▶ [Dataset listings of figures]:
- - - -
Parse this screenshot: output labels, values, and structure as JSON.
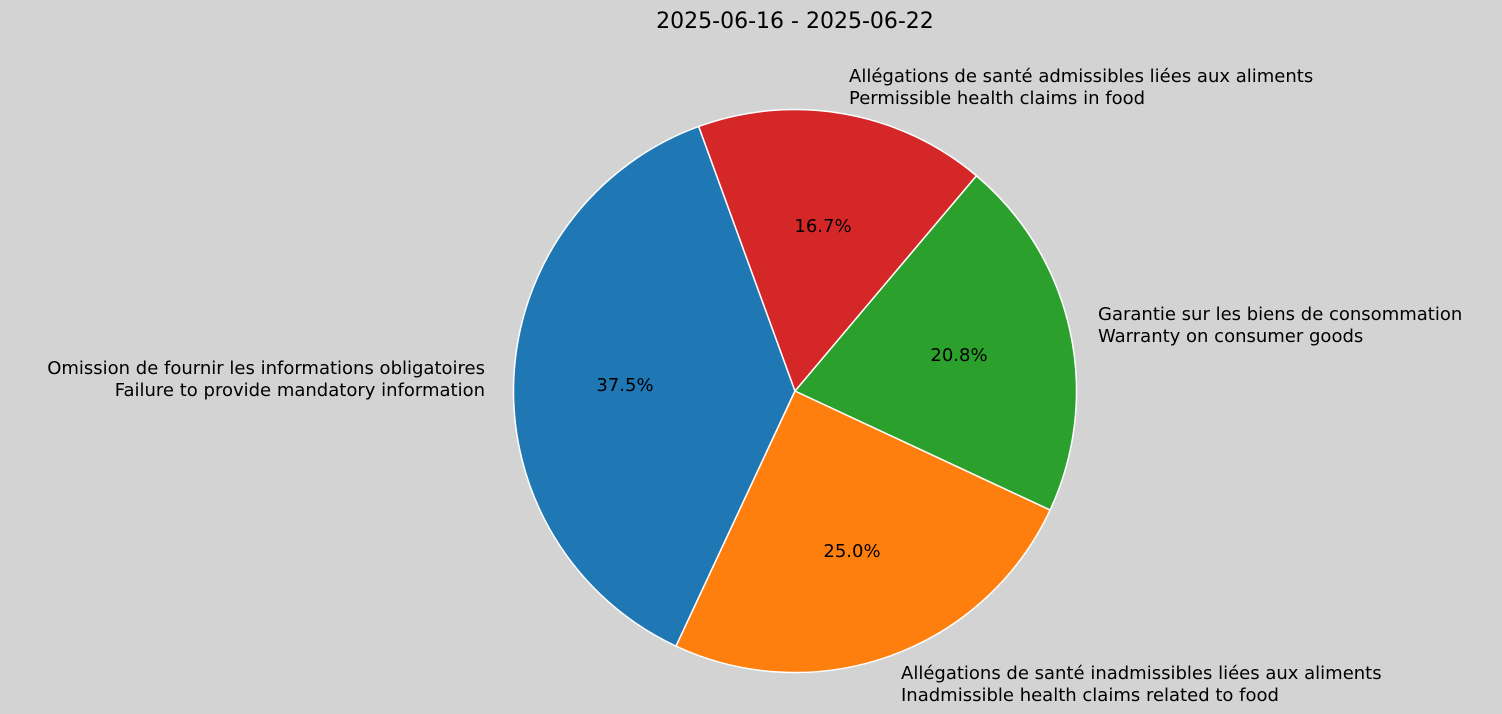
{
  "chart_data": {
    "type": "pie",
    "title": "2025-06-16 - 2025-06-22",
    "startangle_deg": 110,
    "direction": "counterclockwise",
    "slices": [
      {
        "label_fr": "Omission de fournir les informations obligatoires",
        "label_en": "Failure to provide mandatory information",
        "value": 37.5,
        "pct_label": "37.5%",
        "color": "#1f77b4"
      },
      {
        "label_fr": "Allégations de santé inadmissibles liées aux aliments",
        "label_en": "Inadmissible health claims related to food",
        "value": 25.0,
        "pct_label": "25.0%",
        "color": "#ff7f0e"
      },
      {
        "label_fr": "Garantie sur les biens de consommation",
        "label_en": "Warranty on consumer goods",
        "value": 20.8,
        "pct_label": "20.8%",
        "color": "#2ca02c"
      },
      {
        "label_fr": "Allégations de santé admissibles liées aux aliments",
        "label_en": "Permissible health claims in food",
        "value": 16.7,
        "pct_label": "16.7%",
        "color": "#d62728"
      }
    ]
  }
}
- - - -
▶ [Objective]:
Except for the pictures, copy every line of the records above exactly.

▶ [Exercise output]:
Parse this screenshot: output labels, values, and structure as JSON.
{
  "chart_data": {
    "type": "pie",
    "title": "2025-06-16 - 2025-06-22",
    "startangle_deg": 110,
    "direction": "counterclockwise",
    "slices": [
      {
        "label_fr": "Omission de fournir les informations obligatoires",
        "label_en": "Failure to provide mandatory information",
        "value": 37.5,
        "pct_label": "37.5%",
        "color": "#1f77b4"
      },
      {
        "label_fr": "Allégations de santé inadmissibles liées aux aliments",
        "label_en": "Inadmissible health claims related to food",
        "value": 25.0,
        "pct_label": "25.0%",
        "color": "#ff7f0e"
      },
      {
        "label_fr": "Garantie sur les biens de consommation",
        "label_en": "Warranty on consumer goods",
        "value": 20.8,
        "pct_label": "20.8%",
        "color": "#2ca02c"
      },
      {
        "label_fr": "Allégations de santé admissibles liées aux aliments",
        "label_en": "Permissible health claims in food",
        "value": 16.7,
        "pct_label": "16.7%",
        "color": "#d62728"
      }
    ]
  }
}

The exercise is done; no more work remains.